## Problem requirements
Reproduce every line of the data that follows, changing nothing.

----- Task data

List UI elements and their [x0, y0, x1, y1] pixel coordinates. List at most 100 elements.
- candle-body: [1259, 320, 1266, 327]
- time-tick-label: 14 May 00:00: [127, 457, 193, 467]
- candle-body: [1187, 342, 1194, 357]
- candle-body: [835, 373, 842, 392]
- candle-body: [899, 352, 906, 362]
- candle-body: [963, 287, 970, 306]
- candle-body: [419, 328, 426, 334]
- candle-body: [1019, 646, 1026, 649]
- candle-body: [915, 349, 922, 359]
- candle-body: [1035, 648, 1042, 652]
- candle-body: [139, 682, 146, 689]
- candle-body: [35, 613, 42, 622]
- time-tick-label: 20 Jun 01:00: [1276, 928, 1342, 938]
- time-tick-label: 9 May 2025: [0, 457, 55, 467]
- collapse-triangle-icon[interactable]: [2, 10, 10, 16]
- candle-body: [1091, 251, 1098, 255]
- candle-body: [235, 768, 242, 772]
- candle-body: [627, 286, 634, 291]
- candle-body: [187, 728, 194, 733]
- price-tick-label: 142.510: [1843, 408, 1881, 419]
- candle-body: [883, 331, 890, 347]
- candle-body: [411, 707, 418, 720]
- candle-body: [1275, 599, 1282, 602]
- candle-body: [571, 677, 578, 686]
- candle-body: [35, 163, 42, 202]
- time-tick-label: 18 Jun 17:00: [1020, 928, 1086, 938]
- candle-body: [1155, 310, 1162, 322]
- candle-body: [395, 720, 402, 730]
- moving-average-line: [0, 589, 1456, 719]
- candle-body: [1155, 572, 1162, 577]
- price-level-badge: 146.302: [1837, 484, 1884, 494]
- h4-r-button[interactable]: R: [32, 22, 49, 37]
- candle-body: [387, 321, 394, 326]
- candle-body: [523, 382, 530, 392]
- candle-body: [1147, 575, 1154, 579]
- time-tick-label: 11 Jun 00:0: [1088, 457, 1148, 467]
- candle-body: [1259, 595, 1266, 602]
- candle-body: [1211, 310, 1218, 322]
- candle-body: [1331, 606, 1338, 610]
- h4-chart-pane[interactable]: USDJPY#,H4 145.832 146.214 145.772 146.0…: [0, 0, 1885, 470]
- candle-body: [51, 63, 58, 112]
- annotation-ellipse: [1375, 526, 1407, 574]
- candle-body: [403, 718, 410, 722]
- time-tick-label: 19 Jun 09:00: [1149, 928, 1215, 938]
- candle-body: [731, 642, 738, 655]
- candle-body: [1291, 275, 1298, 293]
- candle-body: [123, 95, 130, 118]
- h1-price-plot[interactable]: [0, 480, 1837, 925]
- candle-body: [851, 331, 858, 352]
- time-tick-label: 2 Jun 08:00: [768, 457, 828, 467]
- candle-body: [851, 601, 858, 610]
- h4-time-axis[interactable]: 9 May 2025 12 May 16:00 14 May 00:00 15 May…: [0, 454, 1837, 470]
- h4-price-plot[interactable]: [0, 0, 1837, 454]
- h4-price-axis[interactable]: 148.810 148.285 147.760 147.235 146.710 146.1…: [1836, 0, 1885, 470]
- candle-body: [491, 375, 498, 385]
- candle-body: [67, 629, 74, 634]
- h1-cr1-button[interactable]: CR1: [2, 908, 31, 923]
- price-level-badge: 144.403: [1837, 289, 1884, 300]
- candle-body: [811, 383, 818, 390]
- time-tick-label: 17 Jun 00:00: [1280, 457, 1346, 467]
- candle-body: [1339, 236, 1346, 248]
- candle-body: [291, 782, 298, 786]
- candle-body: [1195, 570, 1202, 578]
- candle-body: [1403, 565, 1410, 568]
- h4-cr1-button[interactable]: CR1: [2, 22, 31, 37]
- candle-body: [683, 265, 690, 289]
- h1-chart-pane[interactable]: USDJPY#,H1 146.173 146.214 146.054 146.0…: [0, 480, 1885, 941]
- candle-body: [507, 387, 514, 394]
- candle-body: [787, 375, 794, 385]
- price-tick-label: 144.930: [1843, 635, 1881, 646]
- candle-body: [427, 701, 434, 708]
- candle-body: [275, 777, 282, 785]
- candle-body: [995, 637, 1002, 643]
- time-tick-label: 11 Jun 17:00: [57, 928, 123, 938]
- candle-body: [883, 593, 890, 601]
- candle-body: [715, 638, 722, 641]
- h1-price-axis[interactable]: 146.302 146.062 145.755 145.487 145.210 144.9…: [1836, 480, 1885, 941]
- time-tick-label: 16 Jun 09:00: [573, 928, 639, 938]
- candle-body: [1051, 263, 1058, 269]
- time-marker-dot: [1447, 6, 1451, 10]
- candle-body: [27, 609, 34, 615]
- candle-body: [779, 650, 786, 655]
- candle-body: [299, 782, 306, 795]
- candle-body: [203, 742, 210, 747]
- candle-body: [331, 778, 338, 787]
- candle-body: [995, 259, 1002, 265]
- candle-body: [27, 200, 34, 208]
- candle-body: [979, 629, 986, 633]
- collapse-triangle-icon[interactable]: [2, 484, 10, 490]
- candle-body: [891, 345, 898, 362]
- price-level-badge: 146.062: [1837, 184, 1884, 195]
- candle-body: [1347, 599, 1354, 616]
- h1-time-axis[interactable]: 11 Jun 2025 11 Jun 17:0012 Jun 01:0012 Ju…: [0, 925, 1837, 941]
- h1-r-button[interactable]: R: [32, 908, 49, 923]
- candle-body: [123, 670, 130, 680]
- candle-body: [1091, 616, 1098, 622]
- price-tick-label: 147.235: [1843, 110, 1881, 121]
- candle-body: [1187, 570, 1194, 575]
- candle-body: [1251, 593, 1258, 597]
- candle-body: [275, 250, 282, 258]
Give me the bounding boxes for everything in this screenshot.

----------

## Exercise solution
List UI elements and their [x0, y0, x1, y1] pixel coordinates. List at most 100 elements.
- candle-body: [1259, 320, 1266, 327]
- time-tick-label: 14 May 00:00: [127, 457, 193, 467]
- candle-body: [1187, 342, 1194, 357]
- candle-body: [835, 373, 842, 392]
- candle-body: [899, 352, 906, 362]
- candle-body: [963, 287, 970, 306]
- candle-body: [419, 328, 426, 334]
- candle-body: [1019, 646, 1026, 649]
- candle-body: [915, 349, 922, 359]
- candle-body: [1035, 648, 1042, 652]
- candle-body: [139, 682, 146, 689]
- candle-body: [35, 613, 42, 622]
- time-tick-label: 20 Jun 01:00: [1276, 928, 1342, 938]
- time-tick-label: 9 May 2025: [0, 457, 55, 467]
- collapse-triangle-icon[interactable]: [2, 10, 10, 16]
- candle-body: [1091, 251, 1098, 255]
- candle-body: [235, 768, 242, 772]
- candle-body: [627, 286, 634, 291]
- candle-body: [187, 728, 194, 733]
- price-tick-label: 142.510: [1843, 408, 1881, 419]
- candle-body: [883, 331, 890, 347]
- candle-body: [411, 707, 418, 720]
- candle-body: [1275, 599, 1282, 602]
- candle-body: [571, 677, 578, 686]
- candle-body: [35, 163, 42, 202]
- time-tick-label: 18 Jun 17:00: [1020, 928, 1086, 938]
- candle-body: [1155, 310, 1162, 322]
- candle-body: [395, 720, 402, 730]
- moving-average-line: [0, 589, 1456, 719]
- candle-body: [1155, 572, 1162, 577]
- price-level-badge: 146.302: [1837, 484, 1884, 494]
- h4-r-button[interactable]: R: [32, 22, 49, 37]
- candle-body: [387, 321, 394, 326]
- candle-body: [523, 382, 530, 392]
- candle-body: [1147, 575, 1154, 579]
- time-tick-label: 11 Jun 00:0: [1088, 457, 1148, 467]
- candle-body: [1259, 595, 1266, 602]
- candle-body: [1211, 310, 1218, 322]
- candle-body: [1331, 606, 1338, 610]
- h4-chart-pane[interactable]: USDJPY#,H4 145.832 146.214 145.772 146.0…: [0, 0, 1885, 470]
- candle-body: [51, 63, 58, 112]
- annotation-ellipse: [1375, 526, 1407, 574]
- candle-body: [403, 718, 410, 722]
- time-tick-label: 19 Jun 09:00: [1149, 928, 1215, 938]
- candle-body: [731, 642, 738, 655]
- candle-body: [1291, 275, 1298, 293]
- candle-body: [123, 95, 130, 118]
- h1-price-plot[interactable]: [0, 480, 1837, 925]
- candle-body: [851, 331, 858, 352]
- time-tick-label: 2 Jun 08:00: [768, 457, 828, 467]
- candle-body: [851, 601, 858, 610]
- h4-time-axis[interactable]: 9 May 2025 12 May 16:00 14 May 00:00 15 May…: [0, 454, 1837, 470]
- h4-price-plot[interactable]: [0, 0, 1837, 454]
- h4-price-axis[interactable]: 148.810 148.285 147.760 147.235 146.710 146.1…: [1836, 0, 1885, 470]
- candle-body: [491, 375, 498, 385]
- candle-body: [67, 629, 74, 634]
- h1-cr1-button[interactable]: CR1: [2, 908, 31, 923]
- price-level-badge: 144.403: [1837, 289, 1884, 300]
- candle-body: [811, 383, 818, 390]
- time-tick-label: 17 Jun 00:00: [1280, 457, 1346, 467]
- candle-body: [1339, 236, 1346, 248]
- candle-body: [291, 782, 298, 786]
- candle-body: [1195, 570, 1202, 578]
- candle-body: [1403, 565, 1410, 568]
- h4-cr1-button[interactable]: CR1: [2, 22, 31, 37]
- candle-body: [683, 265, 690, 289]
- h1-chart-pane[interactable]: USDJPY#,H1 146.173 146.214 146.054 146.0…: [0, 480, 1885, 941]
- candle-body: [507, 387, 514, 394]
- candle-body: [787, 375, 794, 385]
- price-tick-label: 144.930: [1843, 635, 1881, 646]
- candle-body: [427, 701, 434, 708]
- candle-body: [275, 777, 282, 785]
- candle-body: [995, 637, 1002, 643]
- time-tick-label: 11 Jun 17:00: [57, 928, 123, 938]
- candle-body: [883, 593, 890, 601]
- candle-body: [715, 638, 722, 641]
- h1-price-axis[interactable]: 146.302 146.062 145.755 145.487 145.210 144.9…: [1836, 480, 1885, 941]
- time-tick-label: 16 Jun 09:00: [573, 928, 639, 938]
- candle-body: [1051, 263, 1058, 269]
- time-marker-dot: [1447, 6, 1451, 10]
- candle-body: [27, 609, 34, 615]
- candle-body: [779, 650, 786, 655]
- candle-body: [299, 782, 306, 795]
- candle-body: [203, 742, 210, 747]
- candle-body: [331, 778, 338, 787]
- candle-body: [995, 259, 1002, 265]
- candle-body: [27, 200, 34, 208]
- candle-body: [979, 629, 986, 633]
- collapse-triangle-icon[interactable]: [2, 484, 10, 490]
- candle-body: [891, 345, 898, 362]
- price-level-badge: 146.062: [1837, 184, 1884, 195]
- candle-body: [1347, 599, 1354, 616]
- h1-time-axis[interactable]: 11 Jun 2025 11 Jun 17:0012 Jun 01:0012 Ju…: [0, 925, 1837, 941]
- h1-r-button[interactable]: R: [32, 908, 49, 923]
- candle-body: [123, 670, 130, 680]
- candle-body: [1091, 616, 1098, 622]
- price-tick-label: 147.235: [1843, 110, 1881, 121]
- candle-body: [1187, 570, 1194, 575]
- candle-body: [1251, 593, 1258, 597]
- candle-body: [275, 250, 282, 258]
Give me the bounding boxes for everything in this screenshot.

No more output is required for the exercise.